> _Stated task_: Quote the entries in full, character for character, without their images.

--- START OF Listed records ---

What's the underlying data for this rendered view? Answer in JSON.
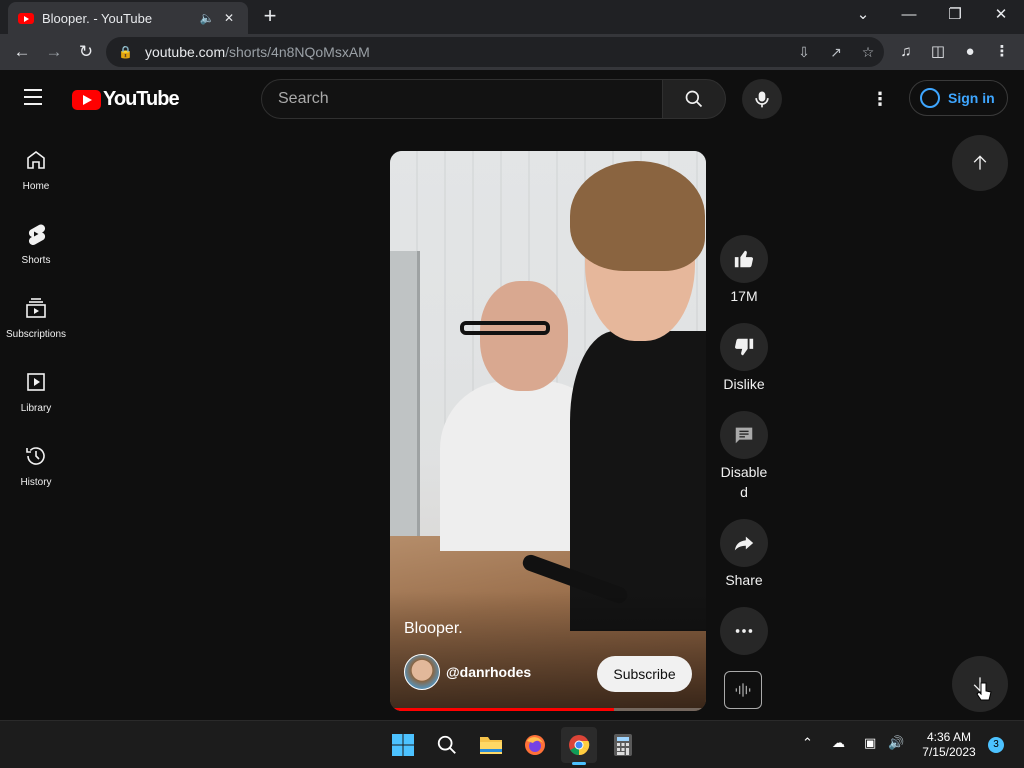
{
  "browser": {
    "tab_title": "Blooper. - YouTube",
    "url_host": "youtube.com",
    "url_path": "/shorts/4n8NQoMsxAM"
  },
  "header": {
    "logo_text": "YouTube",
    "search_placeholder": "Search",
    "sign_in": "Sign in"
  },
  "sidebar": {
    "items": [
      {
        "label": "Home",
        "icon": "home-icon"
      },
      {
        "label": "Shorts",
        "icon": "shorts-icon"
      },
      {
        "label": "Subscriptions",
        "icon": "subscriptions-icon"
      },
      {
        "label": "Library",
        "icon": "library-icon"
      },
      {
        "label": "History",
        "icon": "history-icon"
      }
    ]
  },
  "short": {
    "title": "Blooper.",
    "channel": "@danrhodes",
    "subscribe": "Subscribe",
    "progress": 0.71
  },
  "actions": {
    "likes": "17M",
    "dislike": "Dislike",
    "comments_line1": "Disable",
    "comments_line2": "d",
    "share": "Share"
  },
  "taskbar": {
    "time": "4:36 AM",
    "date": "7/15/2023",
    "notifications": "3"
  },
  "colors": {
    "accent_red": "#ff0000",
    "link_blue": "#3ea6ff",
    "background": "#0f0f0f"
  }
}
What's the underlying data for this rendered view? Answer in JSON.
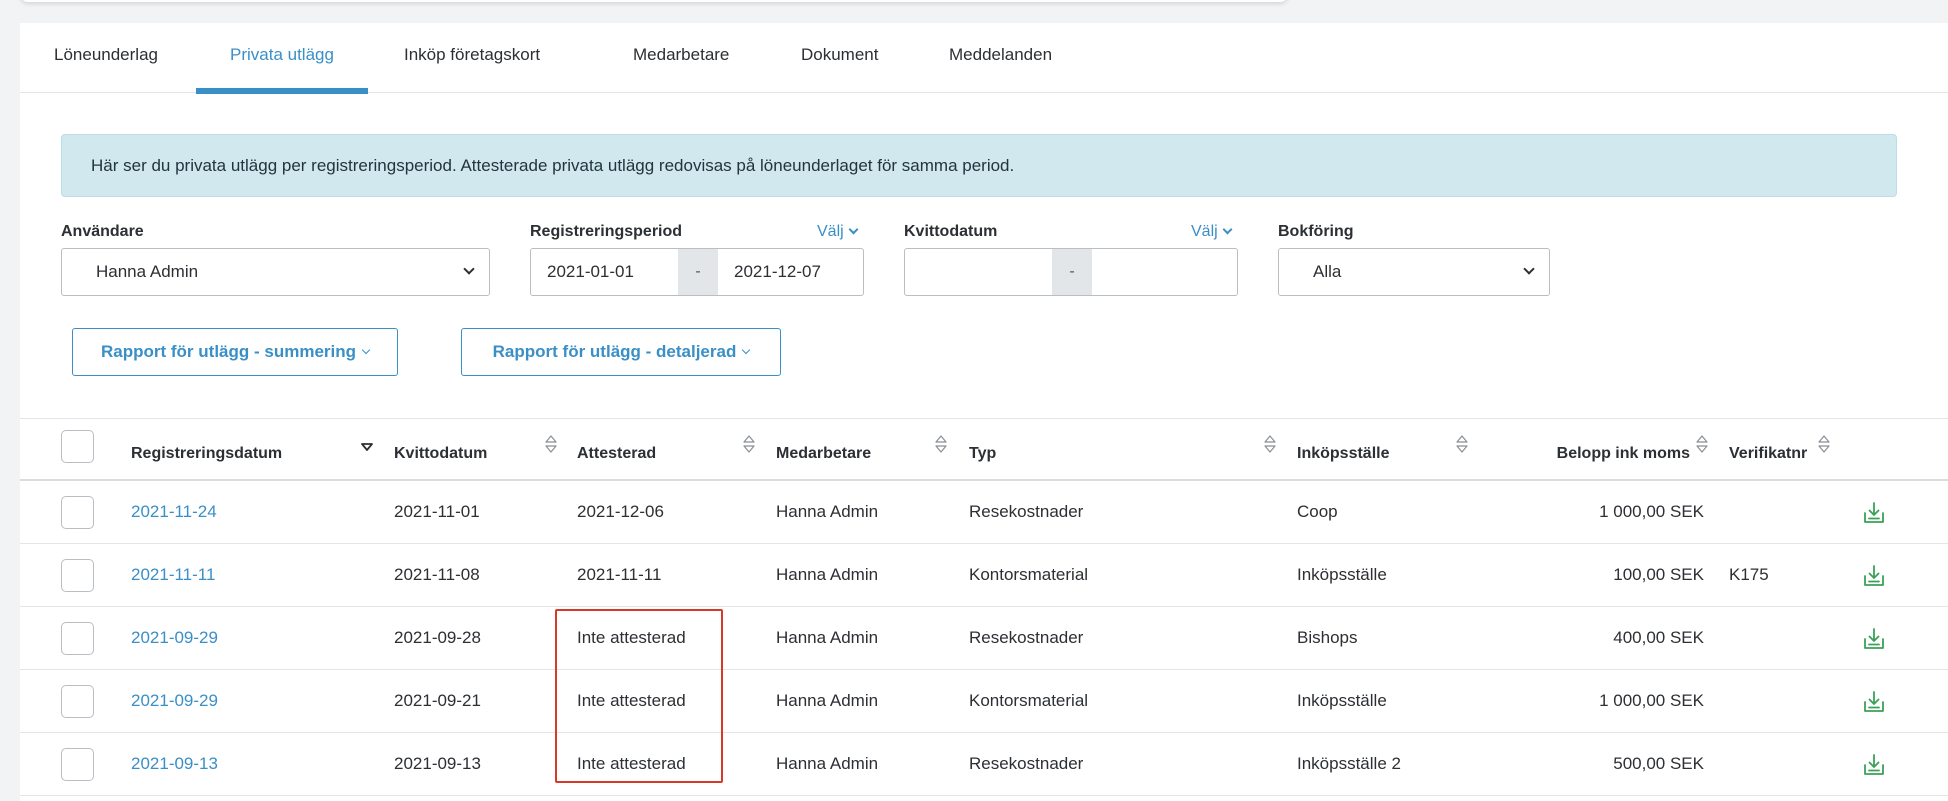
{
  "tabs": [
    {
      "label": "Löneunderlag",
      "active": false
    },
    {
      "label": "Privata utlägg",
      "active": true
    },
    {
      "label": "Inköp företagskort",
      "active": false
    },
    {
      "label": "Medarbetare",
      "active": false
    },
    {
      "label": "Dokument",
      "active": false
    },
    {
      "label": "Meddelanden",
      "active": false
    }
  ],
  "info_text": "Här ser du privata utlägg per registreringsperiod. Attesterade privata utlägg redovisas på löneunderlaget för samma period.",
  "filters": {
    "user": {
      "label": "Användare",
      "value": "Hanna Admin"
    },
    "period": {
      "label": "Registreringsperiod",
      "choose": "Välj",
      "from": "2021-01-01",
      "separator": "-",
      "to": "2021-12-07"
    },
    "receipt_date": {
      "label": "Kvittodatum",
      "choose": "Välj",
      "from": "",
      "separator": "-",
      "to": ""
    },
    "booking": {
      "label": "Bokföring",
      "value": "Alla"
    }
  },
  "buttons": {
    "report_summary": "Rapport för utlägg - summering",
    "report_detailed": "Rapport för utlägg - detaljerad"
  },
  "table": {
    "headers": {
      "registered": "Registreringsdatum",
      "receipt": "Kvittodatum",
      "attested": "Attesterad",
      "employee": "Medarbetare",
      "type": "Typ",
      "place": "Inköpsställe",
      "amount": "Belopp ink moms",
      "voucher": "Verifikatnr"
    },
    "rows": [
      {
        "registered": "2021-11-24",
        "receipt": "2021-11-01",
        "attested": "2021-12-06",
        "employee": "Hanna Admin",
        "type": "Resekostnader",
        "place": "Coop",
        "amount": "1 000,00 SEK",
        "voucher": ""
      },
      {
        "registered": "2021-11-11",
        "receipt": "2021-11-08",
        "attested": "2021-11-11",
        "employee": "Hanna Admin",
        "type": "Kontorsmaterial",
        "place": "Inköpsställe",
        "amount": "100,00 SEK",
        "voucher": "K175"
      },
      {
        "registered": "2021-09-29",
        "receipt": "2021-09-28",
        "attested": "Inte attesterad",
        "employee": "Hanna Admin",
        "type": "Resekostnader",
        "place": "Bishops",
        "amount": "400,00 SEK",
        "voucher": ""
      },
      {
        "registered": "2021-09-29",
        "receipt": "2021-09-21",
        "attested": "Inte attesterad",
        "employee": "Hanna Admin",
        "type": "Kontorsmaterial",
        "place": "Inköpsställe",
        "amount": "1 000,00 SEK",
        "voucher": ""
      },
      {
        "registered": "2021-09-13",
        "receipt": "2021-09-13",
        "attested": "Inte attesterad",
        "employee": "Hanna Admin",
        "type": "Resekostnader",
        "place": "Inköpsställe 2",
        "amount": "500,00 SEK",
        "voucher": ""
      }
    ]
  },
  "colors": {
    "accent": "#3a8fc7",
    "info_bg": "#d1e8ef",
    "highlight": "#d63b2a",
    "download_icon": "#3aa157"
  },
  "icons": {
    "download": "download-icon",
    "sort": "sort-icon",
    "sort_desc": "sort-desc-icon",
    "chevron": "chevron-down-icon"
  }
}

--- END OF Listed records ---

> _Answer below_:
What's the underlying data for this rendered view? Answer in JSON.
{
  "browser": {
    "tab_title": "Blooper. - YouTube",
    "url_host": "youtube.com",
    "url_path": "/shorts/4n8NQoMsxAM"
  },
  "header": {
    "logo_text": "YouTube",
    "search_placeholder": "Search",
    "sign_in": "Sign in"
  },
  "sidebar": {
    "items": [
      {
        "label": "Home",
        "icon": "home-icon"
      },
      {
        "label": "Shorts",
        "icon": "shorts-icon"
      },
      {
        "label": "Subscriptions",
        "icon": "subscriptions-icon"
      },
      {
        "label": "Library",
        "icon": "library-icon"
      },
      {
        "label": "History",
        "icon": "history-icon"
      }
    ]
  },
  "short": {
    "title": "Blooper.",
    "channel": "@danrhodes",
    "subscribe": "Subscribe",
    "progress": 0.71
  },
  "actions": {
    "likes": "17M",
    "dislike": "Dislike",
    "comments_line1": "Disable",
    "comments_line2": "d",
    "share": "Share"
  },
  "taskbar": {
    "time": "4:36 AM",
    "date": "7/15/2023",
    "notifications": "3"
  },
  "colors": {
    "accent_red": "#ff0000",
    "link_blue": "#3ea6ff",
    "background": "#0f0f0f"
  }
}
What's the underlying data for this rendered view? Answer in JSON.
{
  "tabs": [
    {
      "label": "Löneunderlag",
      "active": false
    },
    {
      "label": "Privata utlägg",
      "active": true
    },
    {
      "label": "Inköp företagskort",
      "active": false
    },
    {
      "label": "Medarbetare",
      "active": false
    },
    {
      "label": "Dokument",
      "active": false
    },
    {
      "label": "Meddelanden",
      "active": false
    }
  ],
  "info_text": "Här ser du privata utlägg per registreringsperiod. Attesterade privata utlägg redovisas på löneunderlaget för samma period.",
  "filters": {
    "user": {
      "label": "Användare",
      "value": "Hanna Admin"
    },
    "period": {
      "label": "Registreringsperiod",
      "choose": "Välj",
      "from": "2021-01-01",
      "separator": "-",
      "to": "2021-12-07"
    },
    "receipt_date": {
      "label": "Kvittodatum",
      "choose": "Välj",
      "from": "",
      "separator": "-",
      "to": ""
    },
    "booking": {
      "label": "Bokföring",
      "value": "Alla"
    }
  },
  "buttons": {
    "report_summary": "Rapport för utlägg - summering",
    "report_detailed": "Rapport för utlägg - detaljerad"
  },
  "table": {
    "headers": {
      "registered": "Registreringsdatum",
      "receipt": "Kvittodatum",
      "attested": "Attesterad",
      "employee": "Medarbetare",
      "type": "Typ",
      "place": "Inköpsställe",
      "amount": "Belopp ink moms",
      "voucher": "Verifikatnr"
    },
    "rows": [
      {
        "registered": "2021-11-24",
        "receipt": "2021-11-01",
        "attested": "2021-12-06",
        "employee": "Hanna Admin",
        "type": "Resekostnader",
        "place": "Coop",
        "amount": "1 000,00 SEK",
        "voucher": ""
      },
      {
        "registered": "2021-11-11",
        "receipt": "2021-11-08",
        "attested": "2021-11-11",
        "employee": "Hanna Admin",
        "type": "Kontorsmaterial",
        "place": "Inköpsställe",
        "amount": "100,00 SEK",
        "voucher": "K175"
      },
      {
        "registered": "2021-09-29",
        "receipt": "2021-09-28",
        "attested": "Inte attesterad",
        "employee": "Hanna Admin",
        "type": "Resekostnader",
        "place": "Bishops",
        "amount": "400,00 SEK",
        "voucher": ""
      },
      {
        "registered": "2021-09-29",
        "receipt": "2021-09-21",
        "attested": "Inte attesterad",
        "employee": "Hanna Admin",
        "type": "Kontorsmaterial",
        "place": "Inköpsställe",
        "amount": "1 000,00 SEK",
        "voucher": ""
      },
      {
        "registered": "2021-09-13",
        "receipt": "2021-09-13",
        "attested": "Inte attesterad",
        "employee": "Hanna Admin",
        "type": "Resekostnader",
        "place": "Inköpsställe 2",
        "amount": "500,00 SEK",
        "voucher": ""
      }
    ]
  },
  "colors": {
    "accent": "#3a8fc7",
    "info_bg": "#d1e8ef",
    "highlight": "#d63b2a",
    "download_icon": "#3aa157"
  },
  "icons": {
    "download": "download-icon",
    "sort": "sort-icon",
    "sort_desc": "sort-desc-icon",
    "chevron": "chevron-down-icon"
  }
}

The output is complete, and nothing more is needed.